=== Compito breve a ===
Rispondi a queste domande usando il testo fornito:
(i) Quale editore pubblica il romanzo alla fine del 2019?
(ii) Per quale premio il libro è tuttora in corsa?
(iii) Che mestiere faceva l'autore prima di questo romanzo?

=== Testo fornito ===
:::

Tutti mi chiamavano Cocciamatte, anche se non ci ero matto totale per davvero.

Alla fine del 2019 minimum fax pubblica Vita, morte e miracoli di Bonfiglio Liborio, romanzo d’esordio dell’abruzzese Remo Rapino. Prima di allora l’autore aveva pubblicato solo raccolte di poesie e di racconti, ma il libro viene candidato al Premio Strega del 2020 e, nonostante non sia riuscito ad arrivare in finale, è tuttora in corsa per il Premio Campiello. Non male per il primo vero cimento letterario di un ex insegnante di filosofia.

Bonfiglio Liborio è un cocciamatte, lo scemo del villaggio di un paesino non meglio identificato del Meridione. Rimasto orfano già durante la prima adolescenza, il suo racconto in un italiano ‘raffazzonato’ ci accompagna in viaggio nell’Italia del Novecento. Dal fascismo alla Resistenza, passando per le fabbriche del nord e in manicomio prima dell’inevitabile ritorno al paese natio, l’epopea di questo individuo nato e vissuto ai margini della società restituisce uno spaccato acre e puntuale del ‘secolo breve’ italiano.

È proprio questo punto di vista per così dire ‘proletario’ che nobilita il romanzo. Maria Ida Gaeta, colei che ha sottoposto il libro all’attenzione della giuria dello Strega, giustifica la sua decisione in quanto «sta dalla parte dei matti, degli idioti, fuori dai margini, dove spesso sta la letteratura o comunque dove la letteratura sa stare».

La vera peculiarità dell’opera, tuttavia, risiede nello stile. Rapino ha costruito un linguaggio ibrido e vernacolare, ricco di espressioni dialettali e idiomatiche, mentre la narrazione sfiora quasi il flusso di coscienza. Caratteristiche, queste, che potrebbero scoraggiare il lettore più superficiale, ma che a giudicare dalle recensioni su Ibs e – ça va sans dire – della candidatura al più importante riconoscimento letterario italiano hanno saputo conquistare sia il pubblico che gli addetti ai lavori.

:::

=== Dati forniti ===
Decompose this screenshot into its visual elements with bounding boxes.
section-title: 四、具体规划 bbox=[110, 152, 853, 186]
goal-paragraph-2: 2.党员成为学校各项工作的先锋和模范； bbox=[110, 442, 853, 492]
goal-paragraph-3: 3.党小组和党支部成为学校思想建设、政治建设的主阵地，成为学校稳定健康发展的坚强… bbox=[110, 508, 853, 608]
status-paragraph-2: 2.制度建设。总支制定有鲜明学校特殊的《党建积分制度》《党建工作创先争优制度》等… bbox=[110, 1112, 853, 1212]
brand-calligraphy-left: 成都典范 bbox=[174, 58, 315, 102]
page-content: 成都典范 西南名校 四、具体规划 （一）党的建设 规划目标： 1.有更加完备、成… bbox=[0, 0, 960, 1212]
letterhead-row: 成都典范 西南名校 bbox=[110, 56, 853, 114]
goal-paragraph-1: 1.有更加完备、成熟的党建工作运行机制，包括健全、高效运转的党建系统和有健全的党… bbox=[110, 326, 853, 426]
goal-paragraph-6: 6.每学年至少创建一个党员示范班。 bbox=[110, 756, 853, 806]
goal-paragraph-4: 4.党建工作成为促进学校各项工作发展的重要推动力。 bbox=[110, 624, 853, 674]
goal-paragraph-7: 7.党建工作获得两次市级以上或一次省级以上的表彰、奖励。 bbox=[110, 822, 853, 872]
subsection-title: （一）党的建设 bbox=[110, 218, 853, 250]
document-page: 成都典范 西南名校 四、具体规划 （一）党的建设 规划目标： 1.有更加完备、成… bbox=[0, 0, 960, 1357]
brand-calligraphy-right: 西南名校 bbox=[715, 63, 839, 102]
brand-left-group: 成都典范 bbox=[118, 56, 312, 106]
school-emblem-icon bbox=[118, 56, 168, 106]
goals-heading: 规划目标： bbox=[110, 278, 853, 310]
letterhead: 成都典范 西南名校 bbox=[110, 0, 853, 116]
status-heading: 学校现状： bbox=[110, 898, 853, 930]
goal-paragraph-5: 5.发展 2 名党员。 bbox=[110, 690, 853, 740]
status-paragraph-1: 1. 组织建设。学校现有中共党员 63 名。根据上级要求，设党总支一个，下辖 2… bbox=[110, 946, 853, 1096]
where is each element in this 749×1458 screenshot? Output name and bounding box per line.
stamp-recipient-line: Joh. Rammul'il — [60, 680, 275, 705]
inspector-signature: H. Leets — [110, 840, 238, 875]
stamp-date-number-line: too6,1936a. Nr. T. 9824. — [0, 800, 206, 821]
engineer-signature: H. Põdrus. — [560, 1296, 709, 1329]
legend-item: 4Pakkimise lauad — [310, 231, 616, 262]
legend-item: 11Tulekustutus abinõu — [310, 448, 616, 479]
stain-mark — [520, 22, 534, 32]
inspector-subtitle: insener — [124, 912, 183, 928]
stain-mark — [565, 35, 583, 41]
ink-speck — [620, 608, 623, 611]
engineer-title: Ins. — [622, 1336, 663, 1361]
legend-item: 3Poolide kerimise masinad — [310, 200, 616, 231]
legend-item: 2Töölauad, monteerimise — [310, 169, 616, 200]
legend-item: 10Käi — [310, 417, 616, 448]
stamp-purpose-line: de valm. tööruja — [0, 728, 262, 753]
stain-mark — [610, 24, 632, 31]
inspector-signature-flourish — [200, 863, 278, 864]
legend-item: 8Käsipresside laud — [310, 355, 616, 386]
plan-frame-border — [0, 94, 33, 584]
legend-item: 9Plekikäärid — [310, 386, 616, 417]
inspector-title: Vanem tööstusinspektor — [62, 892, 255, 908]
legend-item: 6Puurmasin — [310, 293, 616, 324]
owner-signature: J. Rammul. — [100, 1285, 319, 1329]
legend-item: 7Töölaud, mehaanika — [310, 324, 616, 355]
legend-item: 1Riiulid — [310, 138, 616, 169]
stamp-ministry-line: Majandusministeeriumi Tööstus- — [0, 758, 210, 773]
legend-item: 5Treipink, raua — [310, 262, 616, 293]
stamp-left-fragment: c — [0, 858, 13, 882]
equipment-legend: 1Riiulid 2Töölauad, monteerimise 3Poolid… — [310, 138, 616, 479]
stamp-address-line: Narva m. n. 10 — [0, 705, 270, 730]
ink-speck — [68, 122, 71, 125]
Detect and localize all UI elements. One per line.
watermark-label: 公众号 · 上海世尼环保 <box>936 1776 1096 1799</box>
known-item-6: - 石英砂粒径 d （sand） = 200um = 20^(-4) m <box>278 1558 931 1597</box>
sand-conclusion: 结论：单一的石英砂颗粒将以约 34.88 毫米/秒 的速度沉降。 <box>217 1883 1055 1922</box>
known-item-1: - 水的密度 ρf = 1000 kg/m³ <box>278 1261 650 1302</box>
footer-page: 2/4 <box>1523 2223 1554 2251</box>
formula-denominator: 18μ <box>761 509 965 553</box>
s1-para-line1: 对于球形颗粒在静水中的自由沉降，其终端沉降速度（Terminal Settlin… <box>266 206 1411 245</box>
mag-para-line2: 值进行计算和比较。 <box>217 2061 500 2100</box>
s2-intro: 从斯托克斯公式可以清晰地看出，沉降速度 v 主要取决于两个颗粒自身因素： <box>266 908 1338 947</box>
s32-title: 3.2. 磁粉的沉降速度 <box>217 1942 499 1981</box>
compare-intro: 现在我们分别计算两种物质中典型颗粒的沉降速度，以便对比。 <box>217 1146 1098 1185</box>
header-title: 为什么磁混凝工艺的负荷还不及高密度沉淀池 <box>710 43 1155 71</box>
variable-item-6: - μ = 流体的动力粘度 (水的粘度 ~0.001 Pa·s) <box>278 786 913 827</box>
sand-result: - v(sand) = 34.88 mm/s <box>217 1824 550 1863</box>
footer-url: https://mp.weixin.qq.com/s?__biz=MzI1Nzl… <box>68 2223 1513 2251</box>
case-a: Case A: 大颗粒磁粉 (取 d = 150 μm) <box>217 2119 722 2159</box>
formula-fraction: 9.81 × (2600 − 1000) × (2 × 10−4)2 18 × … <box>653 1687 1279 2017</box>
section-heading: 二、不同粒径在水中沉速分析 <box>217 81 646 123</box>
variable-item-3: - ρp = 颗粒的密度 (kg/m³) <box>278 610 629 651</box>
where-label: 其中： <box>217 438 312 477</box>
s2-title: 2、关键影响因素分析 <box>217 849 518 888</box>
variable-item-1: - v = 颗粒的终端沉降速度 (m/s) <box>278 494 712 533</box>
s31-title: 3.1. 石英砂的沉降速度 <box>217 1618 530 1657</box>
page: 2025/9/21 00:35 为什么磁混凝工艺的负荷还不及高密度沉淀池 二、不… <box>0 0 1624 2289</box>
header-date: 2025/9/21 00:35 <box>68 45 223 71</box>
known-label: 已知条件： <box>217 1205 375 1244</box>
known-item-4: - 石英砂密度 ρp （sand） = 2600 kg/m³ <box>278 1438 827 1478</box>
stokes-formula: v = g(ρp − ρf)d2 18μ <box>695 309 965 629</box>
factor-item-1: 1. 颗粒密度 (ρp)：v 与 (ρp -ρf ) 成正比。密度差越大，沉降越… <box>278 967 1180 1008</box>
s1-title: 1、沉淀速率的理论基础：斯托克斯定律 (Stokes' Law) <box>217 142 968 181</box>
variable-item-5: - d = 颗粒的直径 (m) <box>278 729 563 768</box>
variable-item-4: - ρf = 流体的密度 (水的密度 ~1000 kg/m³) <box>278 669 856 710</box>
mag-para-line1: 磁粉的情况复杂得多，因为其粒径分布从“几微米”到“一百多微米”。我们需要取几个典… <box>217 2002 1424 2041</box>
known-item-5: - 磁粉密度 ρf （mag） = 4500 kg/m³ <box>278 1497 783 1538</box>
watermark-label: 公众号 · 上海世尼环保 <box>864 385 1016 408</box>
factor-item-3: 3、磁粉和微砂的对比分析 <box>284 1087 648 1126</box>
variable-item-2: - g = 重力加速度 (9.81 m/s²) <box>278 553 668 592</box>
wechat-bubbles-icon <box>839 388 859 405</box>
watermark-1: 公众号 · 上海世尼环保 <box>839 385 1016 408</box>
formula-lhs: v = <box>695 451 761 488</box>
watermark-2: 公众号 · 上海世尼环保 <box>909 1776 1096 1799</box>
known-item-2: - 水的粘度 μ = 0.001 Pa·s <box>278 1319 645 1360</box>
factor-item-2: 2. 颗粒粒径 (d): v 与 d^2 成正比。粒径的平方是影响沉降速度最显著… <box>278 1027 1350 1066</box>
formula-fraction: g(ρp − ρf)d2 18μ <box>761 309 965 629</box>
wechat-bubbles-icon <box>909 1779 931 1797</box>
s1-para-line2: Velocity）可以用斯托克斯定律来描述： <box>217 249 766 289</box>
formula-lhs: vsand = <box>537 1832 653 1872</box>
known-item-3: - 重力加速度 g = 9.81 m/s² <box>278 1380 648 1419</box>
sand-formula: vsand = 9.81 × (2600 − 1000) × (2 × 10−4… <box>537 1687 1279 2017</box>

:::

=== Compito breve b ===
Nei record, riscrivi le righe a partire dall'inizio e fino a quella che contiene "326, 853, 426]", entrambe incluse, sostituendo "screenshot" con "image" e lasciando invariato tutto il resto.

=== Risposta attesa a ===
(i) minimum fax
(ii) Il Premio Campiello
(iii) L'insegnante di filosofia

=== Risposta attesa b ===
Decompose this image into its visual elements with bounding boxes.
section-title: 四、具体规划 bbox=[110, 152, 853, 186]
goal-paragraph-2: 2.党员成为学校各项工作的先锋和模范； bbox=[110, 442, 853, 492]
goal-paragraph-3: 3.党小组和党支部成为学校思想建设、政治建设的主阵地，成为学校稳定健康发展的坚强… bbox=[110, 508, 853, 608]
status-paragraph-2: 2.制度建设。总支制定有鲜明学校特殊的《党建积分制度》《党建工作创先争优制度》等… bbox=[110, 1112, 853, 1212]
brand-calligraphy-left: 成都典范 bbox=[174, 58, 315, 102]
page-content: 成都典范 西南名校 四、具体规划 （一）党的建设 规划目标： 1.有更加完备、成… bbox=[0, 0, 960, 1212]
letterhead-row: 成都典范 西南名校 bbox=[110, 56, 853, 114]
goal-paragraph-1: 1.有更加完备、成熟的党建工作运行机制，包括健全、高效运转的党建系统和有健全的党… bbox=[110, 326, 853, 426]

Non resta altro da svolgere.